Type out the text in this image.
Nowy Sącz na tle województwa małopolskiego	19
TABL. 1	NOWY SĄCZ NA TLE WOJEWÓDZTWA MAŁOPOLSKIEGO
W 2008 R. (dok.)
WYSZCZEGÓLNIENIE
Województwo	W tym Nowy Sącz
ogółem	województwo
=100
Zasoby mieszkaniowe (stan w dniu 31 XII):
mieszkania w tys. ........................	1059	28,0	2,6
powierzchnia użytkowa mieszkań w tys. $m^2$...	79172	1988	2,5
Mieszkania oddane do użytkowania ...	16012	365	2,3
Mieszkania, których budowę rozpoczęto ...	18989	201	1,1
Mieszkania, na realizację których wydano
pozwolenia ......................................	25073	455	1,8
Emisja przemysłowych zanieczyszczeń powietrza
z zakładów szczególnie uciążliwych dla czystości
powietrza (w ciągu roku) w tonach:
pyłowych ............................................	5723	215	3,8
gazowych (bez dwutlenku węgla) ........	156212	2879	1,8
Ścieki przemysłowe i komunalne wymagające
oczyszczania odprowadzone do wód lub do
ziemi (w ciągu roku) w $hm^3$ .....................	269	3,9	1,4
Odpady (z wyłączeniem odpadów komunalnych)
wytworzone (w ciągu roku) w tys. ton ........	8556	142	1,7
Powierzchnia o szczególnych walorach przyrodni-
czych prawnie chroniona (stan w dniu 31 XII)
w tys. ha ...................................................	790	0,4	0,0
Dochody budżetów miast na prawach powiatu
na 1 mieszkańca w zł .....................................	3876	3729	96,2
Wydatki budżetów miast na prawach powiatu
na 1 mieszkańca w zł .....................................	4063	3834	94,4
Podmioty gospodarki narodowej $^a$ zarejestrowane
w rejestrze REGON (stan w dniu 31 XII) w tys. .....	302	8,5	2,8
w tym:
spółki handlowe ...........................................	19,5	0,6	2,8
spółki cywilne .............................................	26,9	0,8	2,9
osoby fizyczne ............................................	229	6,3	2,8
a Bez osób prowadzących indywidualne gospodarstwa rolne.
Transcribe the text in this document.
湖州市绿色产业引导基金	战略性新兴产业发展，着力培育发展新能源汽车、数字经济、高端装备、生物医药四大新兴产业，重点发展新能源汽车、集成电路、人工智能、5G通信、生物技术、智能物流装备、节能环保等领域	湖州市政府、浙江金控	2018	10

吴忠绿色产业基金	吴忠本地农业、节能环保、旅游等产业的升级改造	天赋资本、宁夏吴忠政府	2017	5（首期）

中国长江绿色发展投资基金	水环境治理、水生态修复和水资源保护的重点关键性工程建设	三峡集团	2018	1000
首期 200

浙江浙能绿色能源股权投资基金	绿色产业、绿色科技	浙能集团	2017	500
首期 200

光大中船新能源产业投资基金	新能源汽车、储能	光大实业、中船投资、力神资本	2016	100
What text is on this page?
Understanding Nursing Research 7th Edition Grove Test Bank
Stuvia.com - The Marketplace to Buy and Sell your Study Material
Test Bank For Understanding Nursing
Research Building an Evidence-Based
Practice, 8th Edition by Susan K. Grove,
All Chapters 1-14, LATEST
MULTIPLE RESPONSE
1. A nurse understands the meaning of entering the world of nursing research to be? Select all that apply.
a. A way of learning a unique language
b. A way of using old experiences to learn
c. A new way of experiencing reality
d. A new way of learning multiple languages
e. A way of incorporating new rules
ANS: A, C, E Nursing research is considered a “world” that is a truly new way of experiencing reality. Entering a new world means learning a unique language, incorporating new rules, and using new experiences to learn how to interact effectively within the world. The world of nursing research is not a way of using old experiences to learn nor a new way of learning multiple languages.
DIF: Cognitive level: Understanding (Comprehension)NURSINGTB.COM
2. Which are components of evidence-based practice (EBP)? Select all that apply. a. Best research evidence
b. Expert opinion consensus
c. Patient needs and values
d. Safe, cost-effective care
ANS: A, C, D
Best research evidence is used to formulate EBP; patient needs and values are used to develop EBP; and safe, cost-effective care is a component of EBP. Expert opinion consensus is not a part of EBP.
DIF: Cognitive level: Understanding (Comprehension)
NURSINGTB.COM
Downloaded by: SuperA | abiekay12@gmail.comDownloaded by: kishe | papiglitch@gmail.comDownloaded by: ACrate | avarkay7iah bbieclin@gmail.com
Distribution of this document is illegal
══════
◆ STATED EXERCISE ◆
Examine the entries and report how many of their lines contain the string "that", giving no more than the number.

◆ RIGHT ANSWER ◆
3